> [WRITTEN TASK]: Copy out all lines that hold "object".

> [MATERIALS PROVIDED]:
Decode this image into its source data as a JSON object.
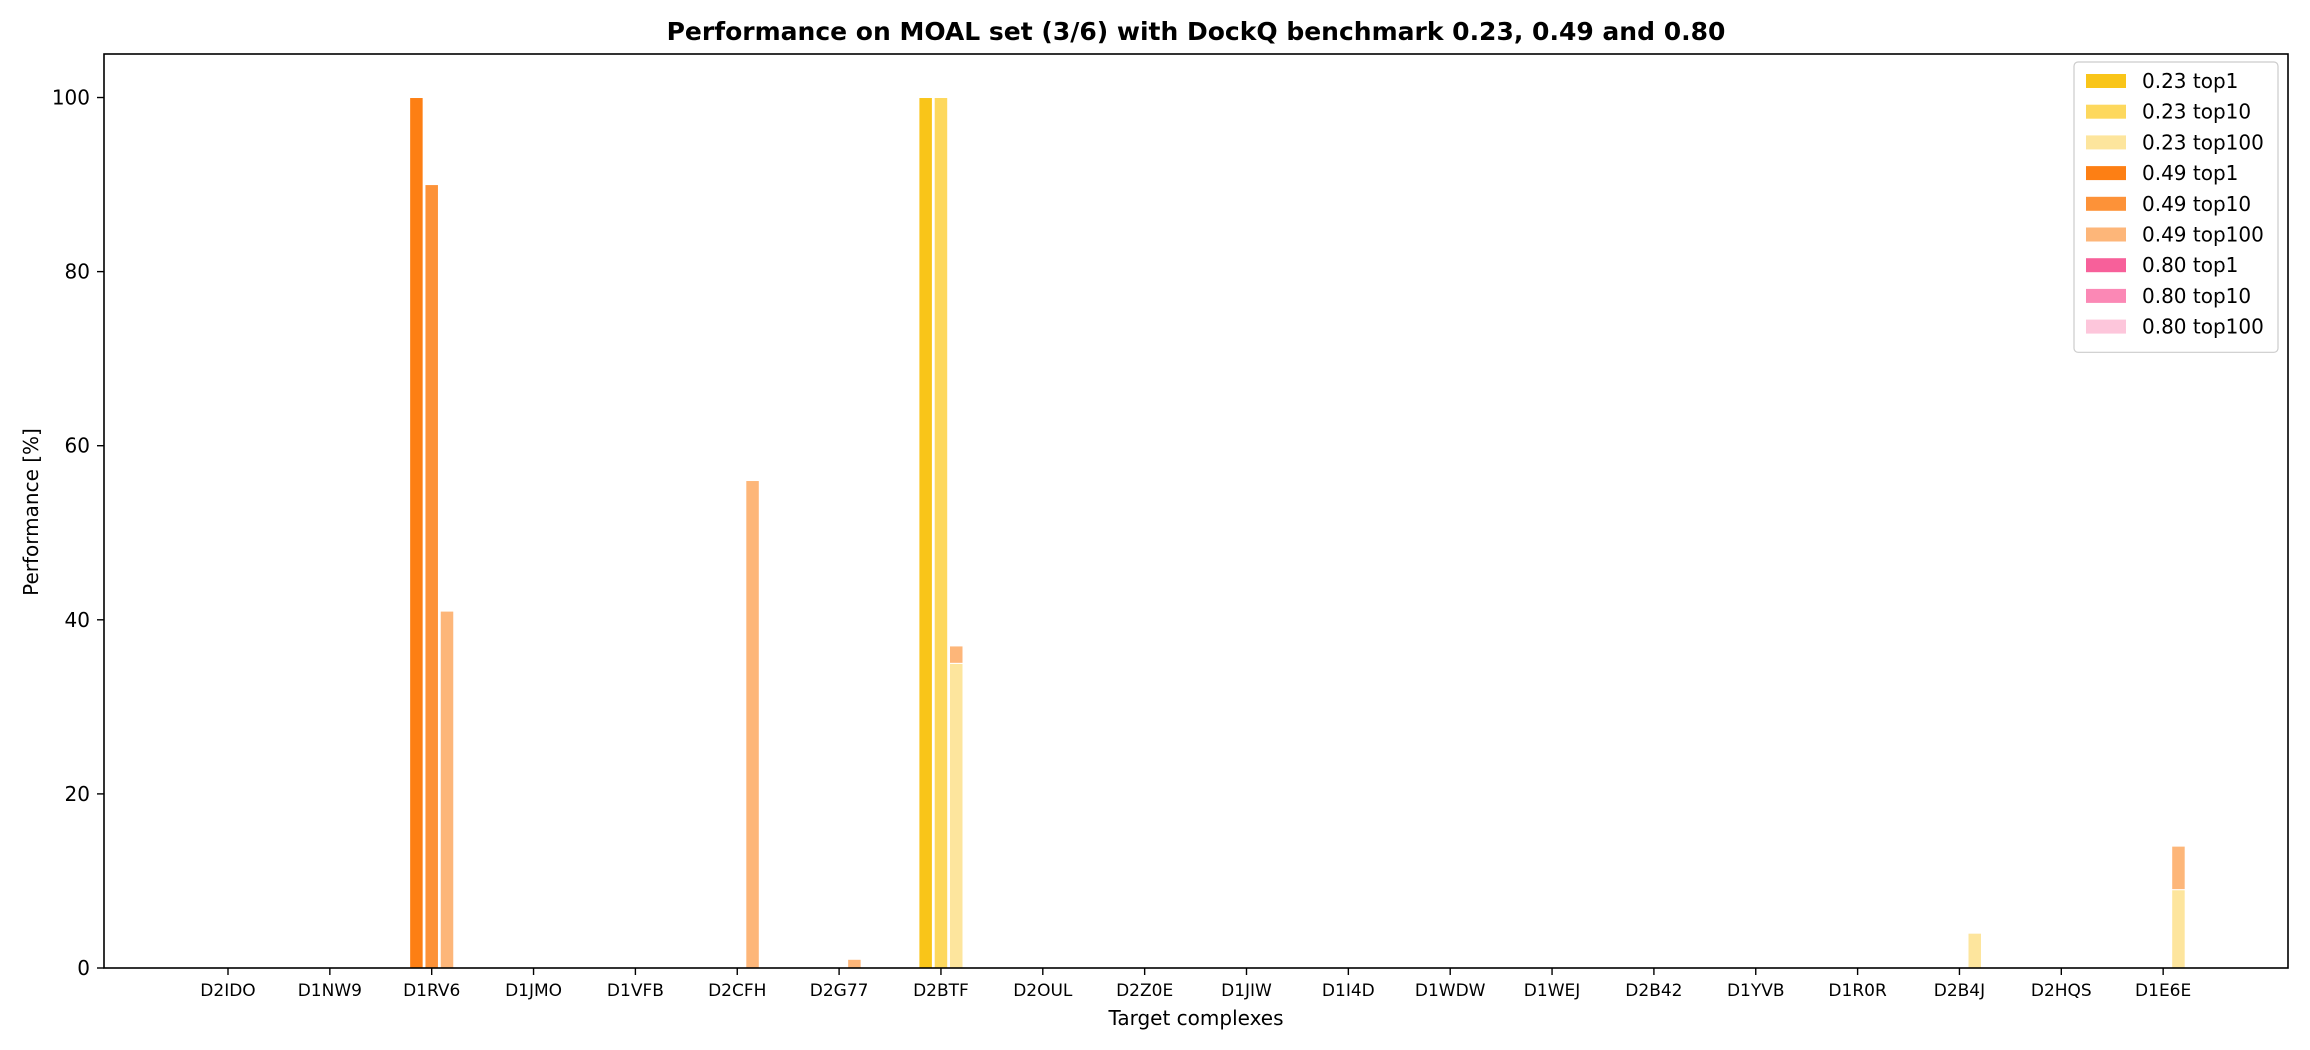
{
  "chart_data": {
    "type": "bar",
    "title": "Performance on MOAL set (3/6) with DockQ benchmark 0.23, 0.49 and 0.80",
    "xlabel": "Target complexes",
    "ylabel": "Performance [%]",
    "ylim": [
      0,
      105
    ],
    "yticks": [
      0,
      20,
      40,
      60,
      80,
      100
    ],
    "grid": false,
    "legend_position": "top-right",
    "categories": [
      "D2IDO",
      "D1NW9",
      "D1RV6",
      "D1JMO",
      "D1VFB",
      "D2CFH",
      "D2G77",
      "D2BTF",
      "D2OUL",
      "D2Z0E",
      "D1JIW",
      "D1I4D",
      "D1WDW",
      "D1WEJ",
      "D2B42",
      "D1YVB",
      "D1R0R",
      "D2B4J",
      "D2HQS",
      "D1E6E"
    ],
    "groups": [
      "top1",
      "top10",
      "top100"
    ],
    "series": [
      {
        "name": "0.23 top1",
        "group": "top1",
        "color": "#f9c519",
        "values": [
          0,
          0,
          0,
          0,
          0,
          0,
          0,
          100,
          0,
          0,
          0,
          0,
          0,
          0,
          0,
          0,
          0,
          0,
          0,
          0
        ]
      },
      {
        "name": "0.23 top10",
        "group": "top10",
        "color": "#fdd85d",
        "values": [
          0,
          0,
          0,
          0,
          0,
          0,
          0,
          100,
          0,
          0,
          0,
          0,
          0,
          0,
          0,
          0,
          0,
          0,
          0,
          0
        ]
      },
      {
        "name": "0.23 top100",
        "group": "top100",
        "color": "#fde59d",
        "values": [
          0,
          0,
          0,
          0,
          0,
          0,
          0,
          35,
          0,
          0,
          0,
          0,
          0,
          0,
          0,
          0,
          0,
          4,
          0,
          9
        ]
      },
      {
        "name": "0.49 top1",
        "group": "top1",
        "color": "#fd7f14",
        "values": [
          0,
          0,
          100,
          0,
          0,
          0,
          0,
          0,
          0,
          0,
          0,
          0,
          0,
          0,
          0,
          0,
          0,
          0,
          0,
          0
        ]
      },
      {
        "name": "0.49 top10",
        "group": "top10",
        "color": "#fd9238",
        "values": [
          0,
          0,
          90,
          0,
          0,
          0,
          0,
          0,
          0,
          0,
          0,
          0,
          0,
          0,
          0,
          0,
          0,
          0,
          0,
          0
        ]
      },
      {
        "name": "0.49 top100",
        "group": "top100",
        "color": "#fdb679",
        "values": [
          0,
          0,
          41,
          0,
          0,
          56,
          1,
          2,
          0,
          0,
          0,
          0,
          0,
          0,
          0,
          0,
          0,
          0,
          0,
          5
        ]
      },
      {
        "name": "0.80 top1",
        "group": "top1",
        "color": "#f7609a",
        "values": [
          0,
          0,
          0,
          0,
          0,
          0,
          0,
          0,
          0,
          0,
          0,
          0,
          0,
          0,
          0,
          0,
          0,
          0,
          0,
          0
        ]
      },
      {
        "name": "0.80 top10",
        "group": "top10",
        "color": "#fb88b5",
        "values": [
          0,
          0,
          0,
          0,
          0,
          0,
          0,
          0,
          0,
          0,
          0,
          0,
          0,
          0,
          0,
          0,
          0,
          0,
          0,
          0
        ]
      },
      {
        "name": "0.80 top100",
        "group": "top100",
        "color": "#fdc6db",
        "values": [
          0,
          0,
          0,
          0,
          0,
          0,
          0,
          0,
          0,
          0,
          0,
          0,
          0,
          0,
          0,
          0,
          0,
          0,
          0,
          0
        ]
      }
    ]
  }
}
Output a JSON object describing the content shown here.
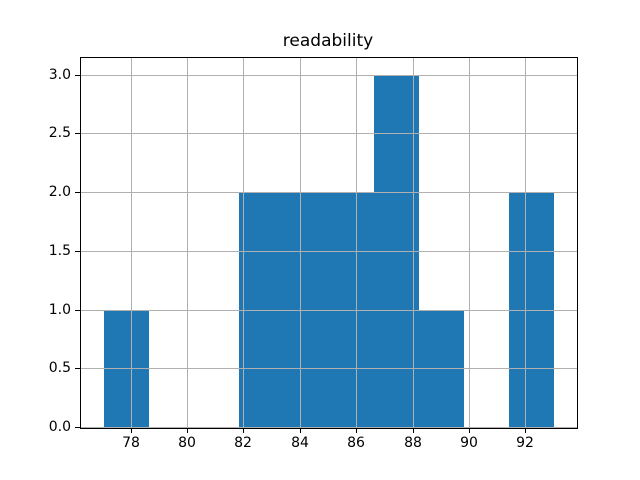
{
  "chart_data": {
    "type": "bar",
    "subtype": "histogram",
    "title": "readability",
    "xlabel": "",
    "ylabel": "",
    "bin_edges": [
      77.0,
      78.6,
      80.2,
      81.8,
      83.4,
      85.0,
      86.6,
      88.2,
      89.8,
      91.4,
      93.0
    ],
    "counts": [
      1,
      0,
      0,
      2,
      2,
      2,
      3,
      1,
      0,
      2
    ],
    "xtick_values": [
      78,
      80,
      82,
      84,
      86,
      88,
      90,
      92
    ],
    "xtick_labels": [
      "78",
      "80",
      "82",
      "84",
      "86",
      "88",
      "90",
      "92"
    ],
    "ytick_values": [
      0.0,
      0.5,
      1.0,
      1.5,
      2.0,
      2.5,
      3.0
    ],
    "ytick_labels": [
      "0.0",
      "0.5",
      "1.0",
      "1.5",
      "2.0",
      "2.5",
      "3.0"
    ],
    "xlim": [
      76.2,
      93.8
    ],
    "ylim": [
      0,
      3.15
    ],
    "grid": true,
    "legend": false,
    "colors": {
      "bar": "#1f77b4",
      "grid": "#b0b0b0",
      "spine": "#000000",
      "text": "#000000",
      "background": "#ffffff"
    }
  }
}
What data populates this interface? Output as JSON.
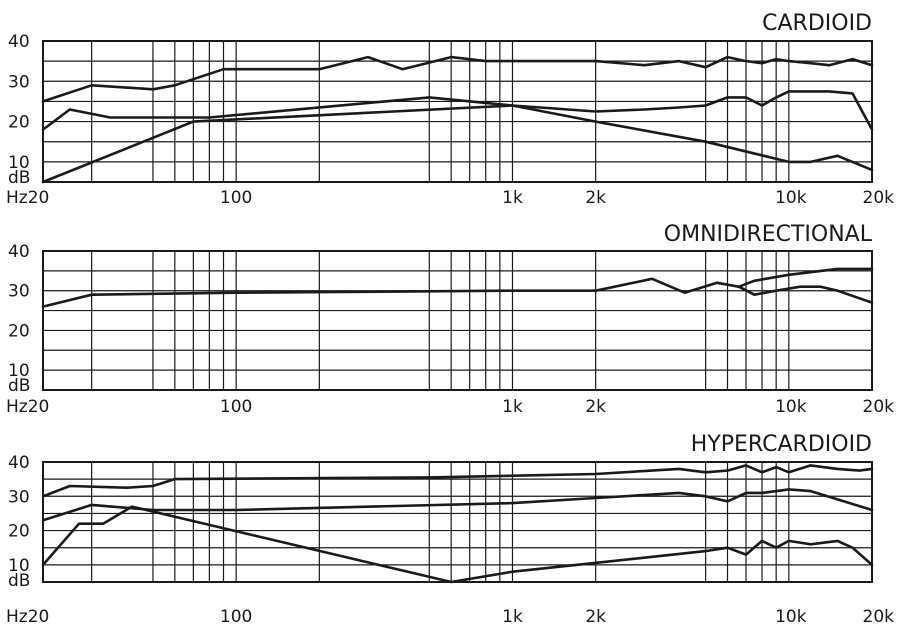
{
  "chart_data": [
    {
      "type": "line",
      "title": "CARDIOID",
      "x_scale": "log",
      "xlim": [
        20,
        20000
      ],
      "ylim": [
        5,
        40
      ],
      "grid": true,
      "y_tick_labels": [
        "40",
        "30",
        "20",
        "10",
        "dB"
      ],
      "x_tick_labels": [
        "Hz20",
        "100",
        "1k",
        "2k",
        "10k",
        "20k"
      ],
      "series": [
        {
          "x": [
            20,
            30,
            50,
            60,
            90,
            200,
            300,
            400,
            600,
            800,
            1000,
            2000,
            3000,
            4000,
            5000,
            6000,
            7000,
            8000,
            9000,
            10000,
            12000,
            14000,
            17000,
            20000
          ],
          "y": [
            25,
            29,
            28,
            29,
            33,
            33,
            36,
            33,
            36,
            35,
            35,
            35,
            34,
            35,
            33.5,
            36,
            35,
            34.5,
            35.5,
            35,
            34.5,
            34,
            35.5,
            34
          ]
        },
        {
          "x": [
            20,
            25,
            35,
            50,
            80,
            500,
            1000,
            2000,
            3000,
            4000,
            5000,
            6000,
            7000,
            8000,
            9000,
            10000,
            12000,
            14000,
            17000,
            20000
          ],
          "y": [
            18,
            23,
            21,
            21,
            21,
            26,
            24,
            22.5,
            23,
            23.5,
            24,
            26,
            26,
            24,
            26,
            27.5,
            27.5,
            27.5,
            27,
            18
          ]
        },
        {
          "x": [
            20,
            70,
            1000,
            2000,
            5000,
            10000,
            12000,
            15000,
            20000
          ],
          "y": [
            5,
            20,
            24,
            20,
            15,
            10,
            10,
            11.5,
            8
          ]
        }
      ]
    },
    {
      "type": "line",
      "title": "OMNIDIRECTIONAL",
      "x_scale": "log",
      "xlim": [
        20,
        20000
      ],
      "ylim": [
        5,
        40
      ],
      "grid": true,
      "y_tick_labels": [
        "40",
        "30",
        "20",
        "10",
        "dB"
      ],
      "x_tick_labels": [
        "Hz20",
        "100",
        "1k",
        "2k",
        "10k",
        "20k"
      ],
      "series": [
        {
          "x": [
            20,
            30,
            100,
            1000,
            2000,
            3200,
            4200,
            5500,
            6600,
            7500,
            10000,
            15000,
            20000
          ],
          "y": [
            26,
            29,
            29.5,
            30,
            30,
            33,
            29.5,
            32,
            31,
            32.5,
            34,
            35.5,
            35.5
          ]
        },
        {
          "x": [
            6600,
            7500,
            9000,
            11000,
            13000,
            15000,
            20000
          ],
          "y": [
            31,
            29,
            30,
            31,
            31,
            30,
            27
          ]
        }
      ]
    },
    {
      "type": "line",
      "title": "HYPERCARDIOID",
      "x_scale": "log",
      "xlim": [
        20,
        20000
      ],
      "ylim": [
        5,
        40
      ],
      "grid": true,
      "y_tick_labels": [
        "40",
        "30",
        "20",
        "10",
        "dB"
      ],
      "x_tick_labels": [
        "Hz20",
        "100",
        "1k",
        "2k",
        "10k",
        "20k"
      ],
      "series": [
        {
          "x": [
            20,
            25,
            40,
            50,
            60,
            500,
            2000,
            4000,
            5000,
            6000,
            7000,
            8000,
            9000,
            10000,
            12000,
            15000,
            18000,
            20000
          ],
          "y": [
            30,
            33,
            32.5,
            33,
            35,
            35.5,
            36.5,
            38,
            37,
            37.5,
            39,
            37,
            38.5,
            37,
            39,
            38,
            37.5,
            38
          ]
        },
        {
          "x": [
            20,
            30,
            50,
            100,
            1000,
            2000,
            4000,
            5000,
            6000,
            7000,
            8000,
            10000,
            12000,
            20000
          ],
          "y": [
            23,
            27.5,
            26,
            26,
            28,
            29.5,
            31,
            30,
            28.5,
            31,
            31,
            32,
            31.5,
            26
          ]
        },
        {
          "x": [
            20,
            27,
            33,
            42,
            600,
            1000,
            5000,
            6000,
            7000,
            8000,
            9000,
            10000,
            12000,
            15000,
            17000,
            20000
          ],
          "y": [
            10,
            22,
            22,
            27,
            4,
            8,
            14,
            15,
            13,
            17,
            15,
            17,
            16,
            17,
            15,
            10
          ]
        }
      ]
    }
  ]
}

> [RESULT FOR THIS TASK]:
Decode this image into its source data as a JSON object.
Output a JSON object describing the content shown here.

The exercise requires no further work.